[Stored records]
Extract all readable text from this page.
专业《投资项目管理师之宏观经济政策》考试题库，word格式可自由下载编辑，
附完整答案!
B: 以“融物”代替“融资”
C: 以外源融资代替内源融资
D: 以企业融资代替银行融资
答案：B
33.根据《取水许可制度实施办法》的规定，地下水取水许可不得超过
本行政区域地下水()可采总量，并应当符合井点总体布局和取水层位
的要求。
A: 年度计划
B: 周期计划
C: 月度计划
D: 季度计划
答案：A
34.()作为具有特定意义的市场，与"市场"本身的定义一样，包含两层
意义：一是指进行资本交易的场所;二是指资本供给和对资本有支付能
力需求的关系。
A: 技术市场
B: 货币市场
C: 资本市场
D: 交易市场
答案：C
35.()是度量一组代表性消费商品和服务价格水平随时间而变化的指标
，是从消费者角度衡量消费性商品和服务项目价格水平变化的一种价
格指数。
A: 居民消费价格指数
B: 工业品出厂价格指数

• **DIRECTION**
Set all of the entries down again, exactly as they were given.

• **ANSWER**
Extract all readable text from this page.
专业《投资项目管理师之宏观经济政策》考试题库，word格式可自由下载编辑，
附完整答案!
B: 以“融物”代替“融资”
C: 以外源融资代替内源融资
D: 以企业融资代替银行融资
答案：B
33.根据《取水许可制度实施办法》的规定，地下水取水许可不得超过
本行政区域地下水()可采总量，并应当符合井点总体布局和取水层位
的要求。
A: 年度计划
B: 周期计划
C: 月度计划
D: 季度计划
答案：A
34.()作为具有特定意义的市场，与"市场"本身的定义一样，包含两层
意义：一是指进行资本交易的场所;二是指资本供给和对资本有支付能
力需求的关系。
A: 技术市场
B: 货币市场
C: 资本市场
D: 交易市场
答案：C
35.()是度量一组代表性消费商品和服务价格水平随时间而变化的指标
，是从消费者角度衡量消费性商品和服务项目价格水平变化的一种价
格指数。
A: 居民消费价格指数
B: 工业品出厂价格指数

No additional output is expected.